Copy, word for word, everything in the text on calibrating the Lake Varese model from "Specialised RAG over" down to "the parametric search.".

> [Reading text]
☆ ☆ ☆

Calibration of the General Lake Model + Aquatic EcoDynamics module (GLM-AED2) for Lake Varese: recovery of physical and biogeochemical parameters from a heterogeneous evidence base mediated by a specialised RAG under LLM orchestration.
GLM-AED2 (Aquatic Ecodynamics Research Group, University of Western Australia) — 1-D water-balance + stratification, coupled with the AED2 module library for biogeochemistry and ecology. Simulates temperature, oxygen, nitrogen, phosphorus, organic matter, phytoplankton.
Specialised RAG over Lake Varese documentation and data. Under LLM orchestration the system generates the parametric profiles (initial conditions, boundary fluxes, rate constants, calibration targets) required by GLM-AED2.
GLM-AED2 calibration is a recognised problem with existing tools. The Institute's contribution is the RAG-LLM regularising layer that uses heterogeneous documentary evidence to constrain the parametric search.
Methodological dialogue with King's College London + Imperial College London. Contact: Oliver Perkins (KCL), author of WHAM! (Wildfire Human Agency Model, Geoscientific Model Development, 2024) and of its coupling with JULES-INFERNO within the UK Earth System Model for CMIP7.
Methodological exchange on simulator + RAG + LLM fusion. IIPS contributes the regulatory-corpus + RAG-LLM architecture lineage from TRAG and the limnological inverse-problem tradition; the Leverhulme Centre contributes the climate-fire simulator infrastructure and surrogate-modelling experience at planetary scale.
The Institute does not pursue the wildfire application domain itself. The exchange is strictly methodological. The Institute's applied Line A projects are A·1 and A·2 on the sub-alpine Italian lakes.
Each Line B project takes a 1970s-1980s paper of the founding lineage in which an inverse problem was formulated rigorously but solved with the regularisation tools available at the time (Tikhonov, Kalman, mass-balance closure). Each project preserves the symbolic constraint of the original formulation and substitutes the empirical functional component with a contemporary neural approximator.

☆ ☆ ☆

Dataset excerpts
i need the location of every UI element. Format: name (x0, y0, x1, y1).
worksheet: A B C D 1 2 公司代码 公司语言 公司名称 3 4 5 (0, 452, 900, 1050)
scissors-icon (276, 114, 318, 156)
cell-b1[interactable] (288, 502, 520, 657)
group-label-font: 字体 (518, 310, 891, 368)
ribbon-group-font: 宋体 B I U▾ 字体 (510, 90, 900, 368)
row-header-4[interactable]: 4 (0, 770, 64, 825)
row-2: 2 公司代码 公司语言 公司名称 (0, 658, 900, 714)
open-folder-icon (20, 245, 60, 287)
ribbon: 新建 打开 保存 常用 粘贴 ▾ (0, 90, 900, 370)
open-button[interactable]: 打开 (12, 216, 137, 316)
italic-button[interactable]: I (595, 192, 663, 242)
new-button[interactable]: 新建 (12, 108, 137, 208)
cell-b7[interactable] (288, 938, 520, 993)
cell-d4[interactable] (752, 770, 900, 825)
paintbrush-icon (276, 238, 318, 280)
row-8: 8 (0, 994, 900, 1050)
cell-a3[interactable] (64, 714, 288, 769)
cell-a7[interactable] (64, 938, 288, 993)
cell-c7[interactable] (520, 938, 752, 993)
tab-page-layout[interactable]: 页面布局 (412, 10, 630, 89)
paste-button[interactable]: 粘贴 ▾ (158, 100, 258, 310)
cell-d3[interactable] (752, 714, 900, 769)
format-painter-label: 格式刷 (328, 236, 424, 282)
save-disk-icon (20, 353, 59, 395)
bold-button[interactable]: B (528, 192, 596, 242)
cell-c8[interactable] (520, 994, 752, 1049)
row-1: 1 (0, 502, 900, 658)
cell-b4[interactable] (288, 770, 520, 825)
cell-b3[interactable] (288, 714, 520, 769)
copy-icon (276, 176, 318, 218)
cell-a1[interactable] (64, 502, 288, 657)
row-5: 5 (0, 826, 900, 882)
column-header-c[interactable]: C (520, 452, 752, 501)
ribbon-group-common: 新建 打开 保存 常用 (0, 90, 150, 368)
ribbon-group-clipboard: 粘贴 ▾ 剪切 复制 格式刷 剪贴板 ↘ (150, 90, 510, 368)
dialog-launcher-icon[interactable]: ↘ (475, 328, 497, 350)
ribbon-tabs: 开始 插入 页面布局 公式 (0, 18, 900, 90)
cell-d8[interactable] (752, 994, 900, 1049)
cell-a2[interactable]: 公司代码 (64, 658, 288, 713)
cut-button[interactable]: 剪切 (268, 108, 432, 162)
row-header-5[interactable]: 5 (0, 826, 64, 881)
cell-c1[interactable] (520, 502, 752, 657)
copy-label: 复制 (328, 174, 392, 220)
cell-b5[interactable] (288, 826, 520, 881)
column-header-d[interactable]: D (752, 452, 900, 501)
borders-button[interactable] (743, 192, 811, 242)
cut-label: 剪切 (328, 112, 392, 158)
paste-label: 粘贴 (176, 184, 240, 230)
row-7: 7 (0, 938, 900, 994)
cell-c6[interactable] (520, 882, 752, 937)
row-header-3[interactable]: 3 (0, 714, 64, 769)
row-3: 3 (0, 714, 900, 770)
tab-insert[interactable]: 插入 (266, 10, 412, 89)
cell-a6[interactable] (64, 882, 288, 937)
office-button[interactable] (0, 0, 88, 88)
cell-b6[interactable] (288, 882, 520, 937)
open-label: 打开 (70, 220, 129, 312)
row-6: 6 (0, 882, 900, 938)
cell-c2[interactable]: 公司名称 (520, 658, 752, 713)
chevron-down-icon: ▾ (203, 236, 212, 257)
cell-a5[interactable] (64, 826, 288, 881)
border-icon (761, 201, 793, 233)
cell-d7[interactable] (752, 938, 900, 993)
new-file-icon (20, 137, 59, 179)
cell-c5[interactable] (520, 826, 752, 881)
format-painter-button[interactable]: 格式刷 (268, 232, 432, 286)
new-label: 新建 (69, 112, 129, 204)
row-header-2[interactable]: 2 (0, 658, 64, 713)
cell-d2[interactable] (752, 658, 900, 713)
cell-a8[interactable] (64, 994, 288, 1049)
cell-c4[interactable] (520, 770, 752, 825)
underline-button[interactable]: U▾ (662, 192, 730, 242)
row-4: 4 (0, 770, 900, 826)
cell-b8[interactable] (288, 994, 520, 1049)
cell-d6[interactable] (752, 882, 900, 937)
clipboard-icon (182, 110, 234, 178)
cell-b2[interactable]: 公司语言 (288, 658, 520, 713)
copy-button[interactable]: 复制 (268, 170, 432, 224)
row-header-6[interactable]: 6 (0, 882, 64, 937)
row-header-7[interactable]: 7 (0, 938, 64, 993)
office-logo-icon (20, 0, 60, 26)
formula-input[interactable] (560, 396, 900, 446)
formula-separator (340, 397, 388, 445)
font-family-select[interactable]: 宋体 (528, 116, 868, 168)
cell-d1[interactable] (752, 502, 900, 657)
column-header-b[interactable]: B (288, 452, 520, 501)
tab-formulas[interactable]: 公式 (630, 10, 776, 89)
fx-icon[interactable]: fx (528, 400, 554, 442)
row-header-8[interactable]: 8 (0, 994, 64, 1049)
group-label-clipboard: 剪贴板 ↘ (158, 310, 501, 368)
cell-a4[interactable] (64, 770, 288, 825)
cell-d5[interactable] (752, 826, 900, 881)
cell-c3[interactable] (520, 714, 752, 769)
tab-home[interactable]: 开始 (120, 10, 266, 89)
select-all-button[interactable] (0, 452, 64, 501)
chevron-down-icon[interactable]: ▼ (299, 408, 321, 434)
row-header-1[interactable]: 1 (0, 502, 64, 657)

☆ ☆ ☆

> [Answer box]
Specialised RAG over Lake Varese documentation and data. Under LLM orchestration the system generates the parametric profiles (initial conditions, boundary fluxes, rate constants, calibration targets) required by GLM-AED2.
GLM-AED2 calibration is a recognised problem with existing tools. The Institute's contribution is the RAG-LLM regularising layer that uses heterogeneous documentary evidence to constrain the parametric search.